**Given entries:**
↓

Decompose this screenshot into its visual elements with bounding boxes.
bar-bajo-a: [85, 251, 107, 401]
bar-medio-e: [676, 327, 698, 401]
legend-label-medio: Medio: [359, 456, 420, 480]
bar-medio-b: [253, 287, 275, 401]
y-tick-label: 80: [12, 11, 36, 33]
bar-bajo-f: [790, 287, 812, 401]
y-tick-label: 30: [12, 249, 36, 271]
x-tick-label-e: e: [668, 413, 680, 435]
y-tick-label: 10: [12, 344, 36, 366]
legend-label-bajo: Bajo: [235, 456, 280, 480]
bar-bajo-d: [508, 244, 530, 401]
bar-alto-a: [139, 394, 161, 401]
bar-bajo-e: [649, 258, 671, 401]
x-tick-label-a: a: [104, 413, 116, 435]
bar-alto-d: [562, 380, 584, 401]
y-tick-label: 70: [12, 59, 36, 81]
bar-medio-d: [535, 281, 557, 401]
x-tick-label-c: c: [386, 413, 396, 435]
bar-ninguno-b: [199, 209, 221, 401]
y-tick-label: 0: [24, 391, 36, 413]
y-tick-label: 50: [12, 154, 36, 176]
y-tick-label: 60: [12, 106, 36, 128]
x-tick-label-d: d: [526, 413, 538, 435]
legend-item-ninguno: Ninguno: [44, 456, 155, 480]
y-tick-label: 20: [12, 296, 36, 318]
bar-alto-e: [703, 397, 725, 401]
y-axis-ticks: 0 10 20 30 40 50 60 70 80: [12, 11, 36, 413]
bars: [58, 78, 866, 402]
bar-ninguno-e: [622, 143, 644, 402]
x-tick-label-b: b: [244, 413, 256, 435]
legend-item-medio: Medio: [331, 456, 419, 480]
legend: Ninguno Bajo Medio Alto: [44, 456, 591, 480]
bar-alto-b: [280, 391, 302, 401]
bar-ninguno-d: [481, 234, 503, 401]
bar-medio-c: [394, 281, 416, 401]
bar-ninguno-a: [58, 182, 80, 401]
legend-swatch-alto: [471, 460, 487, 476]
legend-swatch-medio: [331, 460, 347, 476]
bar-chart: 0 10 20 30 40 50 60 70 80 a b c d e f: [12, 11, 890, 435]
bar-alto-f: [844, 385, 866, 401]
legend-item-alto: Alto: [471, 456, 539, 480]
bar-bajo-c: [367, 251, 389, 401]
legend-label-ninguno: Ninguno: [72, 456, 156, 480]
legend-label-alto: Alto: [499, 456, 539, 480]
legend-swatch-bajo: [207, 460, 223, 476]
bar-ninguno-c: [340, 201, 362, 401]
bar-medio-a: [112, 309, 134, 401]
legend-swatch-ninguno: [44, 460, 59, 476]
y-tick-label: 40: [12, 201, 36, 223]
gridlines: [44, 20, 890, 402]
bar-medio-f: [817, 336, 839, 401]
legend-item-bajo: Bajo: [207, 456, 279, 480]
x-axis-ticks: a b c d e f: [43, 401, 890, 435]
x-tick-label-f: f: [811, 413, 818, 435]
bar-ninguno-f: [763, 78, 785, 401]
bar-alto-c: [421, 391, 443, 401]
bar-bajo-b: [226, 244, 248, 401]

↑

**Directions:** Copy out the data above word for word, from its first line down to the line containing "legend-swatch-bajo: [207, 460, 223, 476]", with that line included.

**Task answer:**
Decompose this screenshot into its visual elements with bounding boxes.
bar-bajo-a: [85, 251, 107, 401]
bar-medio-e: [676, 327, 698, 401]
legend-label-medio: Medio: [359, 456, 420, 480]
bar-medio-b: [253, 287, 275, 401]
y-tick-label: 80: [12, 11, 36, 33]
bar-bajo-f: [790, 287, 812, 401]
y-tick-label: 30: [12, 249, 36, 271]
x-tick-label-e: e: [668, 413, 680, 435]
y-tick-label: 10: [12, 344, 36, 366]
legend-label-bajo: Bajo: [235, 456, 280, 480]
bar-bajo-d: [508, 244, 530, 401]
bar-alto-a: [139, 394, 161, 401]
bar-bajo-e: [649, 258, 671, 401]
x-tick-label-a: a: [104, 413, 116, 435]
bar-alto-d: [562, 380, 584, 401]
y-tick-label: 70: [12, 59, 36, 81]
bar-medio-d: [535, 281, 557, 401]
x-tick-label-c: c: [386, 413, 396, 435]
bar-ninguno-b: [199, 209, 221, 401]
y-tick-label: 0: [24, 391, 36, 413]
y-tick-label: 50: [12, 154, 36, 176]
y-tick-label: 60: [12, 106, 36, 128]
x-tick-label-d: d: [526, 413, 538, 435]
legend-item-ninguno: Ninguno: [44, 456, 155, 480]
y-tick-label: 20: [12, 296, 36, 318]
bar-alto-e: [703, 397, 725, 401]
y-axis-ticks: 0 10 20 30 40 50 60 70 80: [12, 11, 36, 413]
bars: [58, 78, 866, 402]
bar-ninguno-e: [622, 143, 644, 402]
x-tick-label-b: b: [244, 413, 256, 435]
legend-item-medio: Medio: [331, 456, 419, 480]
legend: Ninguno Bajo Medio Alto: [44, 456, 591, 480]
bar-alto-b: [280, 391, 302, 401]
bar-ninguno-d: [481, 234, 503, 401]
bar-medio-c: [394, 281, 416, 401]
bar-ninguno-a: [58, 182, 80, 401]
legend-swatch-alto: [471, 460, 487, 476]
legend-swatch-medio: [331, 460, 347, 476]
bar-chart: 0 10 20 30 40 50 60 70 80 a b c d e f: [12, 11, 890, 435]
bar-alto-f: [844, 385, 866, 401]
legend-item-alto: Alto: [471, 456, 539, 480]
bar-bajo-c: [367, 251, 389, 401]
legend-label-ninguno: Ninguno: [72, 456, 156, 480]
legend-label-alto: Alto: [499, 456, 539, 480]
legend-swatch-bajo: [207, 460, 223, 476]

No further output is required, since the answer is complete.